# THE TASK:
Transcribe the entries below exactly; leave every image out.

# Rows from a dataset:
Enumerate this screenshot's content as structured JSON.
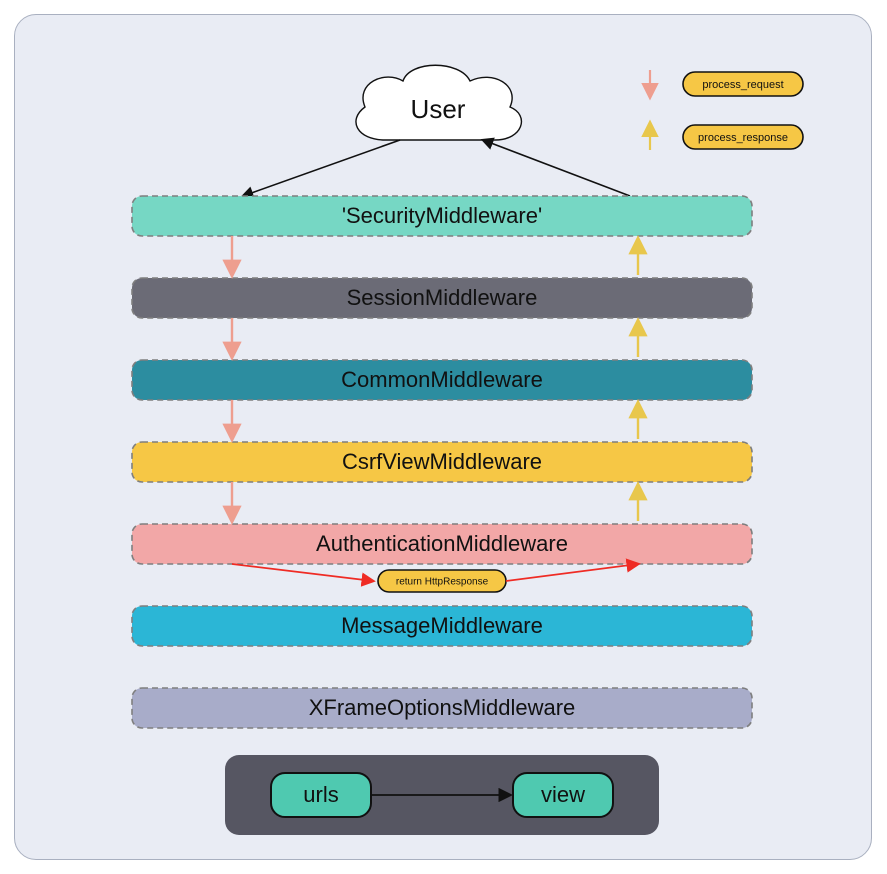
{
  "user_label": "User",
  "middleware": [
    {
      "label": "'SecurityMiddleware'",
      "fill": "#76d7c4"
    },
    {
      "label": "SessionMiddleware",
      "fill": "#6b6b76"
    },
    {
      "label": "CommonMiddleware",
      "fill": "#2c8da0"
    },
    {
      "label": "CsrfViewMiddleware",
      "fill": "#f6c745"
    },
    {
      "label": "AuthenticationMiddleware",
      "fill": "#f2a7a7"
    },
    {
      "label": "MessageMiddleware",
      "fill": "#2bb6d6"
    },
    {
      "label": "XFrameOptionsMiddleware",
      "fill": "#a8acc9"
    }
  ],
  "return_label": "return HttpResponse",
  "routing": {
    "urls_label": "urls",
    "view_label": "view"
  },
  "legend": {
    "request": "process_request",
    "response": "process_response"
  },
  "colors": {
    "dash_border": "#7f7f7f",
    "teal": "#4fc9b0",
    "request_arrow": "#ee9e8f",
    "response_arrow": "#e8c74c",
    "red_arrow": "#ef2b24",
    "black": "#111",
    "pill_fill": "#f6c745",
    "bottom_box": "#565662"
  }
}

# SOLUTION FOR THIS PROBLEM:
Enumerate this screenshot's content as structured JSON.
{
  "user_label": "User",
  "middleware": [
    {
      "label": "'SecurityMiddleware'",
      "fill": "#76d7c4"
    },
    {
      "label": "SessionMiddleware",
      "fill": "#6b6b76"
    },
    {
      "label": "CommonMiddleware",
      "fill": "#2c8da0"
    },
    {
      "label": "CsrfViewMiddleware",
      "fill": "#f6c745"
    },
    {
      "label": "AuthenticationMiddleware",
      "fill": "#f2a7a7"
    },
    {
      "label": "MessageMiddleware",
      "fill": "#2bb6d6"
    },
    {
      "label": "XFrameOptionsMiddleware",
      "fill": "#a8acc9"
    }
  ],
  "return_label": "return HttpResponse",
  "routing": {
    "urls_label": "urls",
    "view_label": "view"
  },
  "legend": {
    "request": "process_request",
    "response": "process_response"
  },
  "colors": {
    "dash_border": "#7f7f7f",
    "teal": "#4fc9b0",
    "request_arrow": "#ee9e8f",
    "response_arrow": "#e8c74c",
    "red_arrow": "#ef2b24",
    "black": "#111",
    "pill_fill": "#f6c745",
    "bottom_box": "#565662"
  }
}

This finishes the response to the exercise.